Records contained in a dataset
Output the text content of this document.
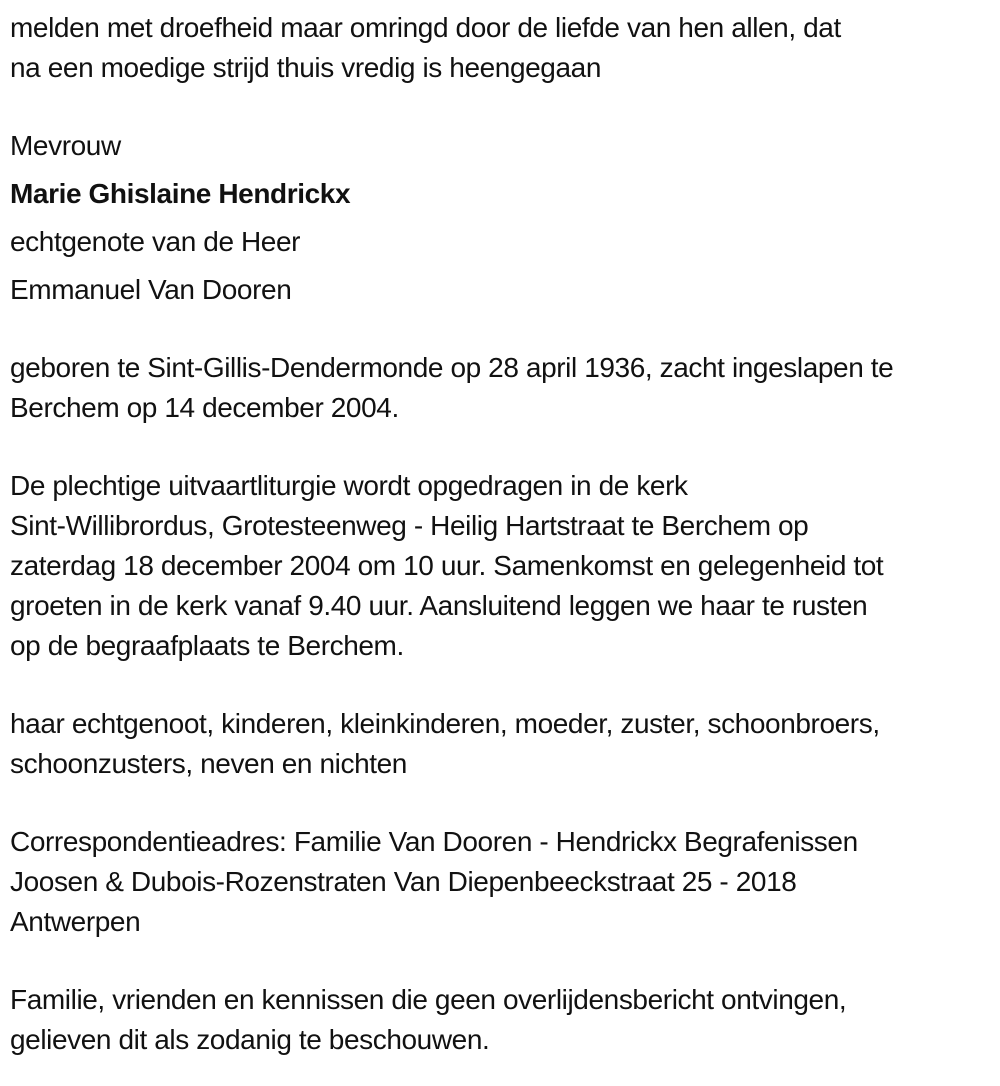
melden met droefheid maar omringd door de liefde van hen allen, dat
na een moedige strijd thuis vredig is heengegaan
Mevrouw
Marie Ghislaine Hendrickx
echtgenote van de Heer
Emmanuel Van Dooren
geboren te Sint-Gillis-Dendermonde op 28 april 1936, zacht ingeslapen te
Berchem op 14 december 2004.
De plechtige uitvaartliturgie wordt opgedragen in de kerk
Sint-Willibrordus, Grotesteenweg - Heilig Hartstraat te Berchem op
zaterdag 18 december 2004 om 10 uur. Samenkomst en gelegenheid tot
groeten in de kerk vanaf 9.40 uur. Aansluitend leggen we haar te rusten
op de begraafplaats te Berchem.
haar echtgenoot, kinderen, kleinkinderen, moeder, zuster, schoonbroers,
schoonzusters, neven en nichten
Correspondentieadres: Familie Van Dooren - Hendrickx Begrafenissen
Joosen & Dubois-Rozenstraten Van Diepenbeeckstraat 25 - 2018
Antwerpen
Familie, vrienden en kennissen die geen overlijdensbericht ontvingen,
gelieven dit als zodanig te beschouwen.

== TASK REQUIREMENTS ==
Quote the entries in full. Any image among them is to be omitted from the copy.

== ANSWER BELOW ==
Output the text content of this document.
melden met droefheid maar omringd door de liefde van hen allen, dat
na een moedige strijd thuis vredig is heengegaan
Mevrouw
Marie Ghislaine Hendrickx
echtgenote van de Heer
Emmanuel Van Dooren
geboren te Sint-Gillis-Dendermonde op 28 april 1936, zacht ingeslapen te
Berchem op 14 december 2004.
De plechtige uitvaartliturgie wordt opgedragen in de kerk
Sint-Willibrordus, Grotesteenweg - Heilig Hartstraat te Berchem op
zaterdag 18 december 2004 om 10 uur. Samenkomst en gelegenheid tot
groeten in de kerk vanaf 9.40 uur. Aansluitend leggen we haar te rusten
op de begraafplaats te Berchem.
haar echtgenoot, kinderen, kleinkinderen, moeder, zuster, schoonbroers,
schoonzusters, neven en nichten
Correspondentieadres: Familie Van Dooren - Hendrickx Begrafenissen
Joosen & Dubois-Rozenstraten Van Diepenbeeckstraat 25 - 2018
Antwerpen
Familie, vrienden en kennissen die geen overlijdensbericht ontvingen,
gelieven dit als zodanig te beschouwen.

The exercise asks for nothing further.